◆ **WRITTEN PROBLEM**: Quote every line below exactly and skip any picture.

◆ **MATERIAL FOR THE TASK**:
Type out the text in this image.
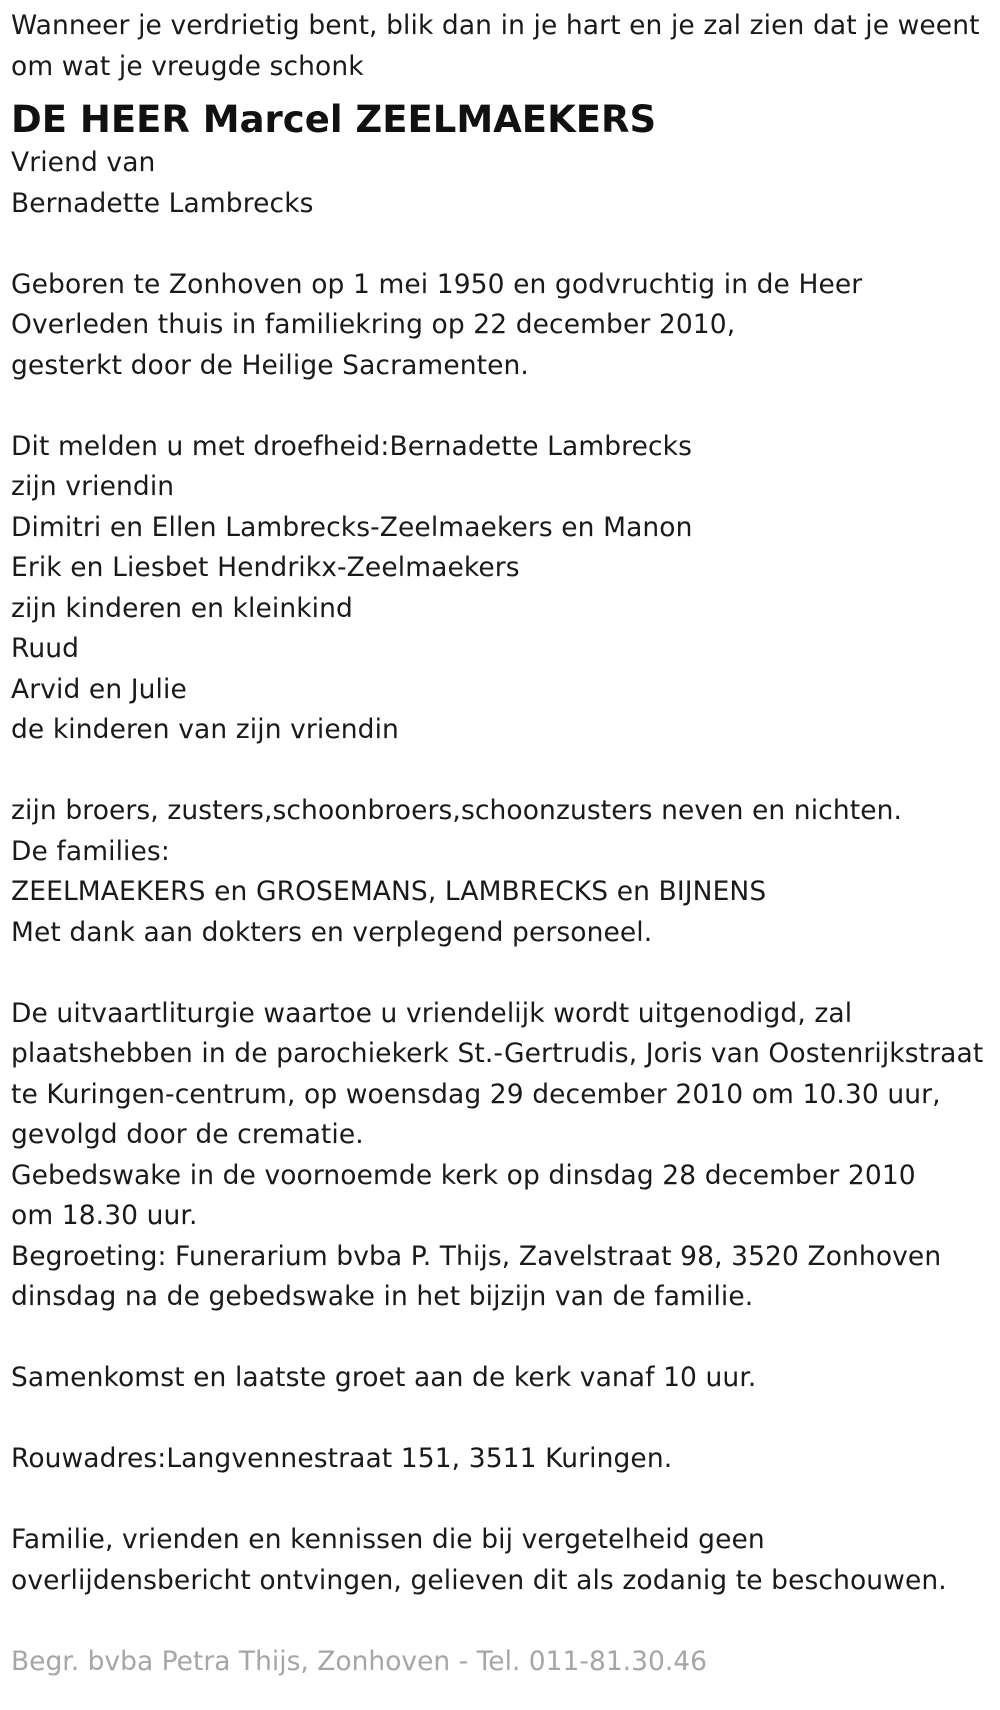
Wanneer je verdrietig bent, blik dan in je hart en je zal zien dat je weent
om wat je vreugde schonk
DE HEER Marcel ZEELMAEKERS
Vriend van
Bernadette Lambrecks
Geboren te Zonhoven op 1 mei 1950 en godvruchtig in de Heer
Overleden thuis in familiekring op 22 december 2010,
gesterkt door de Heilige Sacramenten.
Dit melden u met droefheid:Bernadette Lambrecks
zijn vriendin
Dimitri en Ellen Lambrecks-Zeelmaekers en Manon
Erik en Liesbet Hendrikx-Zeelmaekers
zijn kinderen en kleinkind
Ruud
Arvid en Julie
de kinderen van zijn vriendin
zijn broers, zusters,schoonbroers,schoonzusters neven en nichten.
De families:
ZEELMAEKERS en GROSEMANS, LAMBRECKS en BIJNENS
Met dank aan dokters en verplegend personeel.
De uitvaartliturgie waartoe u vriendelijk wordt uitgenodigd, zal
plaatshebben in de parochiekerk St.-Gertrudis, Joris van Oostenrijkstraat
te Kuringen-centrum, op woensdag 29 december 2010 om 10.30 uur,
gevolgd door de crematie.
Gebedswake in de voornoemde kerk op dinsdag 28 december 2010
om 18.30 uur.
Begroeting: Funerarium bvba P. Thijs, Zavelstraat 98, 3520 Zonhoven
dinsdag na de gebedswake in het bijzijn van de familie.
Samenkomst en laatste groet aan de kerk vanaf 10 uur.
Rouwadres:Langvennestraat 151, 3511 Kuringen.
Familie, vrienden en kennissen die bij vergetelheid geen
overlijdensbericht ontvingen, gelieven dit als zodanig te beschouwen.
Begr. bvba Petra Thijs, Zonhoven - Tel. 011-81.30.46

◆ **TASK RESPONSE**:
Type out the text in this image.
Wanneer je verdrietig bent, blik dan in je hart en je zal zien dat je weent
om wat je vreugde schonk
DE HEER Marcel ZEELMAEKERS
Vriend van
Bernadette Lambrecks
Geboren te Zonhoven op 1 mei 1950 en godvruchtig in de Heer
Overleden thuis in familiekring op 22 december 2010,
gesterkt door de Heilige Sacramenten.
Dit melden u met droefheid:Bernadette Lambrecks
zijn vriendin
Dimitri en Ellen Lambrecks-Zeelmaekers en Manon
Erik en Liesbet Hendrikx-Zeelmaekers
zijn kinderen en kleinkind
Ruud
Arvid en Julie
de kinderen van zijn vriendin
zijn broers, zusters,schoonbroers,schoonzusters neven en nichten.
De families:
ZEELMAEKERS en GROSEMANS, LAMBRECKS en BIJNENS
Met dank aan dokters en verplegend personeel.
De uitvaartliturgie waartoe u vriendelijk wordt uitgenodigd, zal
plaatshebben in de parochiekerk St.-Gertrudis, Joris van Oostenrijkstraat
te Kuringen-centrum, op woensdag 29 december 2010 om 10.30 uur,
gevolgd door de crematie.
Gebedswake in de voornoemde kerk op dinsdag 28 december 2010
om 18.30 uur.
Begroeting: Funerarium bvba P. Thijs, Zavelstraat 98, 3520 Zonhoven
dinsdag na de gebedswake in het bijzijn van de familie.
Samenkomst en laatste groet aan de kerk vanaf 10 uur.
Rouwadres:Langvennestraat 151, 3511 Kuringen.
Familie, vrienden en kennissen die bij vergetelheid geen
overlijdensbericht ontvingen, gelieven dit als zodanig te beschouwen.
Begr. bvba Petra Thijs, Zonhoven - Tel. 011-81.30.46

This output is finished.